**Written problem**
Reproduce the listing below without any change.

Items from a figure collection
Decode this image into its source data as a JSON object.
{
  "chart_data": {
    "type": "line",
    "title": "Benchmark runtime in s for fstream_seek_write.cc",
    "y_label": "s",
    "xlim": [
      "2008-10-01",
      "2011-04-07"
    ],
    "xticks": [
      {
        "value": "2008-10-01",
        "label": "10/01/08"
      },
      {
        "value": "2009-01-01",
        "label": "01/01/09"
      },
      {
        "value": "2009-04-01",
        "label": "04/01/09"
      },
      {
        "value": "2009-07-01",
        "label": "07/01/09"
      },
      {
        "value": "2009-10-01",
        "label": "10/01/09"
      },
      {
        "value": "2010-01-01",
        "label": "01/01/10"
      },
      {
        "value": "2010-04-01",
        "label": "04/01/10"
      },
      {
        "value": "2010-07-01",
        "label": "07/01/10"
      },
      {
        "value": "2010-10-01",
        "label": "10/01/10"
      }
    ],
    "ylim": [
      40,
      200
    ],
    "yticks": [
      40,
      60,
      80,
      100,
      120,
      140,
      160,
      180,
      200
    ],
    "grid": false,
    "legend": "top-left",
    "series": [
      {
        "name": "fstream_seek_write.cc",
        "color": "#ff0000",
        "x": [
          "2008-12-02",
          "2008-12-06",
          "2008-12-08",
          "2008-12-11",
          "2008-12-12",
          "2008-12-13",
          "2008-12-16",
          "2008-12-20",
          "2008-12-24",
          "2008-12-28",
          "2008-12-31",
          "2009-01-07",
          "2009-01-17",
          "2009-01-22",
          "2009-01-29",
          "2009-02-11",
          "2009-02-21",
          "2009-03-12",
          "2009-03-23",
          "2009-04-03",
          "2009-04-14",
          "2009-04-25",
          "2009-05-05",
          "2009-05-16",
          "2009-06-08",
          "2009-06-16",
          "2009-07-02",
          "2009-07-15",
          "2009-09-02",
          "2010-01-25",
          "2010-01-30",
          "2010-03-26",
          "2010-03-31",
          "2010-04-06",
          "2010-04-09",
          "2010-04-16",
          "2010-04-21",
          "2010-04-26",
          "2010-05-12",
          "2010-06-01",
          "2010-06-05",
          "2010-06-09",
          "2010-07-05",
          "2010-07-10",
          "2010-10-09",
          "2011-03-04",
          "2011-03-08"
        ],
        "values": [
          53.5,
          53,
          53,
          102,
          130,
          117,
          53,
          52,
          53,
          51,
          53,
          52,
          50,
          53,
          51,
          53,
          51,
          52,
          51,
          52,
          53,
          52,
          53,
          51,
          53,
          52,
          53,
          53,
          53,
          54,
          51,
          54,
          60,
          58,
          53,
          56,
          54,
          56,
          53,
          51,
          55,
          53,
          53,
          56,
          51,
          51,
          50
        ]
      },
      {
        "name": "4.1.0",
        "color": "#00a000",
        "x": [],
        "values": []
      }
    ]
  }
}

**In response**
Decode this image into its source data as a JSON object.
{
  "chart_data": {
    "type": "line",
    "title": "Benchmark runtime in s for fstream_seek_write.cc",
    "y_label": "s",
    "xlim": [
      "2008-10-01",
      "2011-04-07"
    ],
    "xticks": [
      {
        "value": "2008-10-01",
        "label": "10/01/08"
      },
      {
        "value": "2009-01-01",
        "label": "01/01/09"
      },
      {
        "value": "2009-04-01",
        "label": "04/01/09"
      },
      {
        "value": "2009-07-01",
        "label": "07/01/09"
      },
      {
        "value": "2009-10-01",
        "label": "10/01/09"
      },
      {
        "value": "2010-01-01",
        "label": "01/01/10"
      },
      {
        "value": "2010-04-01",
        "label": "04/01/10"
      },
      {
        "value": "2010-07-01",
        "label": "07/01/10"
      },
      {
        "value": "2010-10-01",
        "label": "10/01/10"
      }
    ],
    "ylim": [
      40,
      200
    ],
    "yticks": [
      40,
      60,
      80,
      100,
      120,
      140,
      160,
      180,
      200
    ],
    "grid": false,
    "legend": "top-left",
    "series": [
      {
        "name": "fstream_seek_write.cc",
        "color": "#ff0000",
        "x": [
          "2008-12-02",
          "2008-12-06",
          "2008-12-08",
          "2008-12-11",
          "2008-12-12",
          "2008-12-13",
          "2008-12-16",
          "2008-12-20",
          "2008-12-24",
          "2008-12-28",
          "2008-12-31",
          "2009-01-07",
          "2009-01-17",
          "2009-01-22",
          "2009-01-29",
          "2009-02-11",
          "2009-02-21",
          "2009-03-12",
          "2009-03-23",
          "2009-04-03",
          "2009-04-14",
          "2009-04-25",
          "2009-05-05",
          "2009-05-16",
          "2009-06-08",
          "2009-06-16",
          "2009-07-02",
          "2009-07-15",
          "2009-09-02",
          "2010-01-25",
          "2010-01-30",
          "2010-03-26",
          "2010-03-31",
          "2010-04-06",
          "2010-04-09",
          "2010-04-16",
          "2010-04-21",
          "2010-04-26",
          "2010-05-12",
          "2010-06-01",
          "2010-06-05",
          "2010-06-09",
          "2010-07-05",
          "2010-07-10",
          "2010-10-09",
          "2011-03-04",
          "2011-03-08"
        ],
        "values": [
          53.5,
          53,
          53,
          102,
          130,
          117,
          53,
          52,
          53,
          51,
          53,
          52,
          50,
          53,
          51,
          53,
          51,
          52,
          51,
          52,
          53,
          52,
          53,
          51,
          53,
          52,
          53,
          53,
          53,
          54,
          51,
          54,
          60,
          58,
          53,
          56,
          54,
          56,
          53,
          51,
          55,
          53,
          53,
          56,
          51,
          51,
          50
        ]
      },
      {
        "name": "4.1.0",
        "color": "#00a000",
        "x": [],
        "values": []
      }
    ]
  }
}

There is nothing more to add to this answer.